▶ [TASKS]
- a) Answer these questions from the excerpt about Dr Syntax, one line each:
(i) What chases the Doctor after he dismounts to sketch Oxford?
(ii) What disappoints him when he reaches the ruined castle?
(iii) What does he use to form a seat at the castle?
- b) In the excerpt about Dr Syntax, list every action that the quotation from Gilpin's Three Essays says the writer performs on a scene.

Could Doctor G—— in chariot ride,
And take each day his wine beside,
If he did not contrive to cook,
Each year, his Tour into a book;
A flippant, flashy, flow’ry style,
A lazy morning to beguile .

Thereafter something happens to Dr Syntax in every canto of the book, almost all either related to his search for scenes that have picturesque qualities or to his complicated relationship with his good lady wife.  When leaving Oxford he dismounts to sketch the city from a nearby hilltop but doesn’t check for livestock in the field so ends up being chased by a bull and forced to take refuge in a tree.  Next he hears of a ruined castle and goes to inspect it and, of course, sketch it. When he reaches it he is disappointed that there no trees or bushes.

 

The palace of the feudal victor
Now serves for nought but for a picture….
…Plenty of water here I see,
But what’s a view without a tree ?
There’s something grand in yonder tower,
But not a shrub to make a bower;
Howe’er I’ll try to take the view,
As well as my best art can do.”

His thoughts come straight from Gilpin’s Three Essays: “We must ever reflect that nature is most defective in composition; and must be a little assisted…I take up a tree here, and plant it there. I pare a knoll, or make an addition to it”. Unfortunately for him Syntax’s attempts to use his “best art” lead to disaster…

An heap of stones the Doctor found,
Which loosely lay upon the ground,
To form a seat, where he might trace
The antique beauty of the place:
But, while his eye observ’d the line
That was to bound the mark’d design,
The stones gave way, and, sad to tell,
Down from the bank he headlong fell.

▶ [DATA EXCERPTS]

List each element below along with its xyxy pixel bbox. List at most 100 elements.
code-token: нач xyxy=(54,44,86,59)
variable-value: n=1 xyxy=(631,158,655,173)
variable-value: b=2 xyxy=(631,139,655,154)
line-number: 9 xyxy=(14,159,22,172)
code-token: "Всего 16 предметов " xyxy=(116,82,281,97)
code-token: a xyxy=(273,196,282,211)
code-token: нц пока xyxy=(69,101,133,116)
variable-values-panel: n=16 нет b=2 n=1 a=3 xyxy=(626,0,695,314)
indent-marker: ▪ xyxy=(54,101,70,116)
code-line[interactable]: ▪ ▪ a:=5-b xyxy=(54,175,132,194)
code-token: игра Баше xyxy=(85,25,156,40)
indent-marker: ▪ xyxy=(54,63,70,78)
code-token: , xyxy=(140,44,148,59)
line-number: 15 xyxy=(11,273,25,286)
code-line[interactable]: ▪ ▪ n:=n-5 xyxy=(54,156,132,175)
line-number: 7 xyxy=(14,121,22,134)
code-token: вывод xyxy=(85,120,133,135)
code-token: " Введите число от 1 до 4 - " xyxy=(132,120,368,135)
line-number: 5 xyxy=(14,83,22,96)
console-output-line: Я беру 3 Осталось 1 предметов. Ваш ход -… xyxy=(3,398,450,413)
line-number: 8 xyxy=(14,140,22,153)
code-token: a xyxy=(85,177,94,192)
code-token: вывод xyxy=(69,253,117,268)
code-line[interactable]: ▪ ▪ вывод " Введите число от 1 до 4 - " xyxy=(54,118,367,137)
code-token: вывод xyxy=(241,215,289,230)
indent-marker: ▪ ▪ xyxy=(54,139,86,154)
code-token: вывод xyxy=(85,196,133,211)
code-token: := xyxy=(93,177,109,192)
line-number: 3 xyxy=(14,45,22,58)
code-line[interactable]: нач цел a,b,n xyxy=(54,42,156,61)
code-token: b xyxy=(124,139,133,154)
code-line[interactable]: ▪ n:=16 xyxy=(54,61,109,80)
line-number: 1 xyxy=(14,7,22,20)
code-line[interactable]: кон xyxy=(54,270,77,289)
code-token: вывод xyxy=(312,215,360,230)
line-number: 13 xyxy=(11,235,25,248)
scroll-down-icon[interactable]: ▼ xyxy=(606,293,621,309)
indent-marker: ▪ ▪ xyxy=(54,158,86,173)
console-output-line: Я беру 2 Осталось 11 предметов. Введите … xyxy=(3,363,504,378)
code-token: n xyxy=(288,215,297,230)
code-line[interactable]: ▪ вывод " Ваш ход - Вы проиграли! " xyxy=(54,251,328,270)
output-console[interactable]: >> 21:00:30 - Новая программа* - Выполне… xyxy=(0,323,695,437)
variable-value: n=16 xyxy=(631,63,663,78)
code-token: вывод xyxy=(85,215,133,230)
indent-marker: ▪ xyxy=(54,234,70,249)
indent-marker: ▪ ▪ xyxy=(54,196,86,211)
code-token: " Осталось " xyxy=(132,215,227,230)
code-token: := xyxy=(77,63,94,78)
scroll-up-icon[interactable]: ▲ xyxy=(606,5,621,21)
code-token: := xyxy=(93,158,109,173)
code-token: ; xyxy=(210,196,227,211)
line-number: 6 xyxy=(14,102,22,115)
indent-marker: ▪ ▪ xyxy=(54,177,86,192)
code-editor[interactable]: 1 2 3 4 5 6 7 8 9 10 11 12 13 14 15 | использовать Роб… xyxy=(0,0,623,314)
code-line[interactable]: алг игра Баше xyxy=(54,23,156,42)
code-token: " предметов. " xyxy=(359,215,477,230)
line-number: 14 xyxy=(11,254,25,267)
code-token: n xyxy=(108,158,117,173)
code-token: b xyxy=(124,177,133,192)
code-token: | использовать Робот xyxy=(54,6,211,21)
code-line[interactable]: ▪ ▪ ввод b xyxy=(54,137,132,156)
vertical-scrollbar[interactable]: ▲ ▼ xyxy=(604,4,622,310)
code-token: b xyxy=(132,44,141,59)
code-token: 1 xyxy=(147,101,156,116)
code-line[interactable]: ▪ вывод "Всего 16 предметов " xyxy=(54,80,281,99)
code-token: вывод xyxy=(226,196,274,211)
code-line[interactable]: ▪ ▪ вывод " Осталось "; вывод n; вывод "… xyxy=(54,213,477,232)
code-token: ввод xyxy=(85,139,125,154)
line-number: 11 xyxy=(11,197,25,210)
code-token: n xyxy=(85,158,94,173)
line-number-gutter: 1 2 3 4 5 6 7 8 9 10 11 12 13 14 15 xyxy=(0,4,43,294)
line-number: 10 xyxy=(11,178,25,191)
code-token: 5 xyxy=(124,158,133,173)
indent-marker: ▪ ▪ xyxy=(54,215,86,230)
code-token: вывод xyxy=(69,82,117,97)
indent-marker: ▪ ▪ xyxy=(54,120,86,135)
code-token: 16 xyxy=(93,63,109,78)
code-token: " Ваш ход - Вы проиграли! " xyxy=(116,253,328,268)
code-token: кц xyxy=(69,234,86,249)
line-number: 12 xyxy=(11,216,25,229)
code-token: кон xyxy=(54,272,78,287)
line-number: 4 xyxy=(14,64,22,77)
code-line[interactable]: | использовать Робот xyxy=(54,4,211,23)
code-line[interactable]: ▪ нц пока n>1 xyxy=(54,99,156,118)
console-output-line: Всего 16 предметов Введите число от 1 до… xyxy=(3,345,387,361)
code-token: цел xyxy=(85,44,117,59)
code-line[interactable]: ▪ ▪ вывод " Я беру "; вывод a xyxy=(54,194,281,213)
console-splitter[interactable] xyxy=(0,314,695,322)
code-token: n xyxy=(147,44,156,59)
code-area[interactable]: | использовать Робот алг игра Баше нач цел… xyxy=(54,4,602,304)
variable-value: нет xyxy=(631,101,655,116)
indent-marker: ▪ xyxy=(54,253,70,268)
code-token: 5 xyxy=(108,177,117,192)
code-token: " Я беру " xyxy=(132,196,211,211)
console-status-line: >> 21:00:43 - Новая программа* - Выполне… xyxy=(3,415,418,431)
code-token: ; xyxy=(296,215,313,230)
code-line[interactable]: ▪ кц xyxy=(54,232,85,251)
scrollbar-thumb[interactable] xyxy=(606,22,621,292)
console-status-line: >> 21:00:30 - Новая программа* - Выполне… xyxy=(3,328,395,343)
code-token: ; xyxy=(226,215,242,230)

▶ [SOLUTION SET]
- a)
(i) A bull, which forces him to take refuge in a tree.
(ii) There are no trees or bushes.
(iii) A heap of stones that lay loosely on the ground.

- b)
- takes up a tree
- plants it somewhere else
- pares a knoll
- makes an addition to a knoll